■ **SET PROBLEM**
Quote every line below exactly as it reads.

■ **RECORDS**
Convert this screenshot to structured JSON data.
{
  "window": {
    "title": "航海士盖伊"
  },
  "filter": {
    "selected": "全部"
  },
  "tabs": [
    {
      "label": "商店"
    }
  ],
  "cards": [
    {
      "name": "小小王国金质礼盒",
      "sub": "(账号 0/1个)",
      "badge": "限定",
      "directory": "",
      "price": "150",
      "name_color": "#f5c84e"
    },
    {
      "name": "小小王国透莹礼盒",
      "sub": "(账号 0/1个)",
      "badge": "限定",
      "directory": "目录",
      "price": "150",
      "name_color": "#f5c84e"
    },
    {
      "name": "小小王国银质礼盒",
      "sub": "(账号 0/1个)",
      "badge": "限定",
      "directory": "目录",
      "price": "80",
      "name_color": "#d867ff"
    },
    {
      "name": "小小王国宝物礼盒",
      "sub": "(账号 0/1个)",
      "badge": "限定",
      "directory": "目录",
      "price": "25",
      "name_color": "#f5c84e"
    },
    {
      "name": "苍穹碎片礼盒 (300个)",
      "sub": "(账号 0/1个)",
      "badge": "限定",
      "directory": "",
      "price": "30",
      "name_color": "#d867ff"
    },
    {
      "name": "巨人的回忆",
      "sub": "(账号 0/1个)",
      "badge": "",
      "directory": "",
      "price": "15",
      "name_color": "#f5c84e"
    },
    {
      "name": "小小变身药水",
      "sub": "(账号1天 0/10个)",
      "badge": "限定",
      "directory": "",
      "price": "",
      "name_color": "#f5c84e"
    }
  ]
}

■ **ANSWER TO THE EXERCISE**
Convert this screenshot to structured JSON data.
{
  "window": {
    "title": "航海士盖伊"
  },
  "filter": {
    "selected": "全部"
  },
  "tabs": [
    {
      "label": "商店"
    }
  ],
  "cards": [
    {
      "name": "小小王国金质礼盒",
      "sub": "(账号 0/1个)",
      "badge": "限定",
      "directory": "",
      "price": "150",
      "name_color": "#f5c84e"
    },
    {
      "name": "小小王国透莹礼盒",
      "sub": "(账号 0/1个)",
      "badge": "限定",
      "directory": "目录",
      "price": "150",
      "name_color": "#f5c84e"
    },
    {
      "name": "小小王国银质礼盒",
      "sub": "(账号 0/1个)",
      "badge": "限定",
      "directory": "目录",
      "price": "80",
      "name_color": "#d867ff"
    },
    {
      "name": "小小王国宝物礼盒",
      "sub": "(账号 0/1个)",
      "badge": "限定",
      "directory": "目录",
      "price": "25",
      "name_color": "#f5c84e"
    },
    {
      "name": "苍穹碎片礼盒 (300个)",
      "sub": "(账号 0/1个)",
      "badge": "限定",
      "directory": "",
      "price": "30",
      "name_color": "#d867ff"
    },
    {
      "name": "巨人的回忆",
      "sub": "(账号 0/1个)",
      "badge": "",
      "directory": "",
      "price": "15",
      "name_color": "#f5c84e"
    },
    {
      "name": "小小变身药水",
      "sub": "(账号1天 0/10个)",
      "badge": "限定",
      "directory": "",
      "price": "",
      "name_color": "#f5c84e"
    }
  ]
}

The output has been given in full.